◆ Set exercise 1 ◆
Answer these questions from the passage below about those days that start all wrong.
(a) What portion of the narrator's life do the mirror whispers claim is over?
(b) How often does the snarling voice say the narrator blogs about Jesus?
(c) Who does the narrator say the words come from?

◆ Text section ◆
☆ ☆ ☆
I know when it’s going to be one of those days, even before bare toes touch carpet in the blue of dawn.
I can’t explain the why of those days. I can’t explain why those days start all wrong, before feet even hit the floor. But sometimes they do. And on those days, it doesn’t take much to send on-the-edge emotion tumbling out like a waterfall.
I look in the mirror and the whispers accuse: “You’re a nothin’. Statistically, your life is half over. What do you have to show for it?”
Or I hear the snarling: “You hypocrite. If your friends could see inside your thoughts. If your pastor really knew you. And you blog three times a week about Jesus?”
Those are names I hear.
And I know the words come from the liar, the prince of this world. I know who accuses, but I entertain the whispers anyhow. I buy into the lie, for no particular reason at all other than the fact that I am flesh of Adam.
☆ ☆ ☆
◆ Records ◆
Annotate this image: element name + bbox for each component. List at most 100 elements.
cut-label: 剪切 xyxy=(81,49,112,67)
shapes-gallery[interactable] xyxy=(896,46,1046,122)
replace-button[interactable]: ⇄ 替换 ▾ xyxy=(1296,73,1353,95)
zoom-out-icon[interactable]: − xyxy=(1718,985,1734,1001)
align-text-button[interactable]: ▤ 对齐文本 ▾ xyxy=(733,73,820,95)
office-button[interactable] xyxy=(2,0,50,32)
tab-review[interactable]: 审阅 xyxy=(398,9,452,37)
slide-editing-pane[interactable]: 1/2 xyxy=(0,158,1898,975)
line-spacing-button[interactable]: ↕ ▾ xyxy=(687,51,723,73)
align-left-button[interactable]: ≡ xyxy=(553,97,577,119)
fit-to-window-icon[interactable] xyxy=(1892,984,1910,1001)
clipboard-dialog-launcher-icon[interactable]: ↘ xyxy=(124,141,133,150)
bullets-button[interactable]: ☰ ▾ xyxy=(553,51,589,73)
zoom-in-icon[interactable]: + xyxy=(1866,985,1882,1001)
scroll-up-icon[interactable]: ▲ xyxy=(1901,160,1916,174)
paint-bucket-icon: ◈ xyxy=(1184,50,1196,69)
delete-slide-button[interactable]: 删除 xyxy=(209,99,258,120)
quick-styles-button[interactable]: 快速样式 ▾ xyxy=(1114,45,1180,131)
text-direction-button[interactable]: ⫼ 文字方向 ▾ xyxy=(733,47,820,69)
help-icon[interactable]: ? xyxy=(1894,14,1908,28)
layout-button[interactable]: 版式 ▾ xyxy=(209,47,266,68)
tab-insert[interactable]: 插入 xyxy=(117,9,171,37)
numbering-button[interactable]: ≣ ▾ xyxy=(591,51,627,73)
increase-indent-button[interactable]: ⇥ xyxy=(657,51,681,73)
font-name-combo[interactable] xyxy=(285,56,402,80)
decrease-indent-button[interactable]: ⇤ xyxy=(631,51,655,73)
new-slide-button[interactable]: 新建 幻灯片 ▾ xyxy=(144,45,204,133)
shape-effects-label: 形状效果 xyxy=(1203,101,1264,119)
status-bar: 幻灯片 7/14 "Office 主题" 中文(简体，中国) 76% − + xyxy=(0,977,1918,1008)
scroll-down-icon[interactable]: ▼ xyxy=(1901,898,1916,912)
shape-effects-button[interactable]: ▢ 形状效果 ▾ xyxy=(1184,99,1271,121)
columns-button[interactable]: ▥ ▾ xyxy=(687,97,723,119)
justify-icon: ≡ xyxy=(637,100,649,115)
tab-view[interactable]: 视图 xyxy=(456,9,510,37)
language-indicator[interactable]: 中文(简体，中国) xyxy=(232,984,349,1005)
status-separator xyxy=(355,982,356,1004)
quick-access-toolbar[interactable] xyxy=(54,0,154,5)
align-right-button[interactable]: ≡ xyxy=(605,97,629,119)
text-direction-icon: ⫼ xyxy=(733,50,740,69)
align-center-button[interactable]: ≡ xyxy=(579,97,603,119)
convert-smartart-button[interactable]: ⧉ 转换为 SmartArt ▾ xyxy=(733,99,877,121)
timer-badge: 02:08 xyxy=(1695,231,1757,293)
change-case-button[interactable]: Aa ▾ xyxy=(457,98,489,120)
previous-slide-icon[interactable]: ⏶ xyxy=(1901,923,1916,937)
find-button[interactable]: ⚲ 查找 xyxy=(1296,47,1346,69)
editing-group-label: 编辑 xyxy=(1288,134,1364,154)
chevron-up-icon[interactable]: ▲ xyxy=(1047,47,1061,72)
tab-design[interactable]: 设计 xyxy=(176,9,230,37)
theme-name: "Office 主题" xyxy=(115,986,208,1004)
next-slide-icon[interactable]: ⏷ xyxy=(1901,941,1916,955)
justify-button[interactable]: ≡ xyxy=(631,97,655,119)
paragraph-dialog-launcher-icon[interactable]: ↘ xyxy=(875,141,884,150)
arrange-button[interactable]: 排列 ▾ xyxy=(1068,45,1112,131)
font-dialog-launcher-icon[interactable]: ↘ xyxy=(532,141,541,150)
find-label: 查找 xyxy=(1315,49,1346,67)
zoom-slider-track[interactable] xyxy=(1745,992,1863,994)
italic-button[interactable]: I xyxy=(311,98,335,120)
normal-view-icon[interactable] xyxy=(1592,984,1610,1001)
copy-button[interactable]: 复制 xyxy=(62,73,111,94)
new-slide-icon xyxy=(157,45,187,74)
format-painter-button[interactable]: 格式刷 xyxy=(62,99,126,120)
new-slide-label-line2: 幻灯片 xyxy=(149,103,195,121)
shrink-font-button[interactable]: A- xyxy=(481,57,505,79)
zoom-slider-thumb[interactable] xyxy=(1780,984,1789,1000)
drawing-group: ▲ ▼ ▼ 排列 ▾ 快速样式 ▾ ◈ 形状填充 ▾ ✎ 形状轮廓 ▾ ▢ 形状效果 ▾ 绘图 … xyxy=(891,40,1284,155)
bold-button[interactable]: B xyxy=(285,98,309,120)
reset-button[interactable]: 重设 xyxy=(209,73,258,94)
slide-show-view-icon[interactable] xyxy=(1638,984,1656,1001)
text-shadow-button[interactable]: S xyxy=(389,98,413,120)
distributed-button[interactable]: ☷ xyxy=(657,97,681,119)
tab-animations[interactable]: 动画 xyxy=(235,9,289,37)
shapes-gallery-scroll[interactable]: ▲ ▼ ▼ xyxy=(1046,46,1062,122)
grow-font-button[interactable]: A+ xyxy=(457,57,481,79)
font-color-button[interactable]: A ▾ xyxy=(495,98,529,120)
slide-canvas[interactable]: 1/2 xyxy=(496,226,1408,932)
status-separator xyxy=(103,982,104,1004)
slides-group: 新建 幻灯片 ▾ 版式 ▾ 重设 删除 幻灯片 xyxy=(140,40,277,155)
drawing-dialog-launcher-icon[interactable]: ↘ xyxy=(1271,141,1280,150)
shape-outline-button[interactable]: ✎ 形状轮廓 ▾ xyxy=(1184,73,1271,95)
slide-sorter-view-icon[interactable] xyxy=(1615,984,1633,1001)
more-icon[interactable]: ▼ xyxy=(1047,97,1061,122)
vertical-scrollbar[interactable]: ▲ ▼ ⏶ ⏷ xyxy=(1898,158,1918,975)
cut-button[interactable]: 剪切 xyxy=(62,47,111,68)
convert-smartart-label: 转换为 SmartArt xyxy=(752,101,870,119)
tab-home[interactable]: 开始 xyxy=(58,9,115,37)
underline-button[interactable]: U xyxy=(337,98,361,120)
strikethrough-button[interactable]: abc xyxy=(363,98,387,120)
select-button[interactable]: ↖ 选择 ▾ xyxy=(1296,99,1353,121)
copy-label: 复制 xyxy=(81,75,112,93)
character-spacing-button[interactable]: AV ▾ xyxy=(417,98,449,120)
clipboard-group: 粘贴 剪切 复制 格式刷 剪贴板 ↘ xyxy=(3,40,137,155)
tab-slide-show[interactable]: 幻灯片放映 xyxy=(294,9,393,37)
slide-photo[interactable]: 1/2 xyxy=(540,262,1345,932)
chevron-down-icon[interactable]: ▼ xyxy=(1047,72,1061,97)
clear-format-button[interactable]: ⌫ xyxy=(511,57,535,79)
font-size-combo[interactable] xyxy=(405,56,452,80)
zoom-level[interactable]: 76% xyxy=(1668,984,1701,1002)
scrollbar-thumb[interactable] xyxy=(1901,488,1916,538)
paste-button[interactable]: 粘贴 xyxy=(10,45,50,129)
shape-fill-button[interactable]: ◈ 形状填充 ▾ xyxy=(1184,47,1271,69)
☆ ☆ ☆
◆ Set exercise 2 ◆
Output the rows verbatim, beginning with the first one and continuing through the line containing "delete-slide-button[interactable]: 删除 xyxy=(209,99,258,120)". Include both of those lines.

◆ Reply 1 ◆
(a) Half of it, statistically.
(b) Three times a week.
(c) The liar, the prince of this world.

◆ Reply 2 ◆
Annotate this image: element name + bbox for each component. List at most 100 elements.
cut-label: 剪切 xyxy=(81,49,112,67)
shapes-gallery[interactable] xyxy=(896,46,1046,122)
replace-button[interactable]: ⇄ 替换 ▾ xyxy=(1296,73,1353,95)
zoom-out-icon[interactable]: − xyxy=(1718,985,1734,1001)
align-text-button[interactable]: ▤ 对齐文本 ▾ xyxy=(733,73,820,95)
office-button[interactable] xyxy=(2,0,50,32)
tab-review[interactable]: 审阅 xyxy=(398,9,452,37)
slide-editing-pane[interactable]: 1/2 xyxy=(0,158,1898,975)
line-spacing-button[interactable]: ↕ ▾ xyxy=(687,51,723,73)
align-left-button[interactable]: ≡ xyxy=(553,97,577,119)
fit-to-window-icon[interactable] xyxy=(1892,984,1910,1001)
clipboard-dialog-launcher-icon[interactable]: ↘ xyxy=(124,141,133,150)
bullets-button[interactable]: ☰ ▾ xyxy=(553,51,589,73)
zoom-in-icon[interactable]: + xyxy=(1866,985,1882,1001)
scroll-up-icon[interactable]: ▲ xyxy=(1901,160,1916,174)
paint-bucket-icon: ◈ xyxy=(1184,50,1196,69)
delete-slide-button[interactable]: 删除 xyxy=(209,99,258,120)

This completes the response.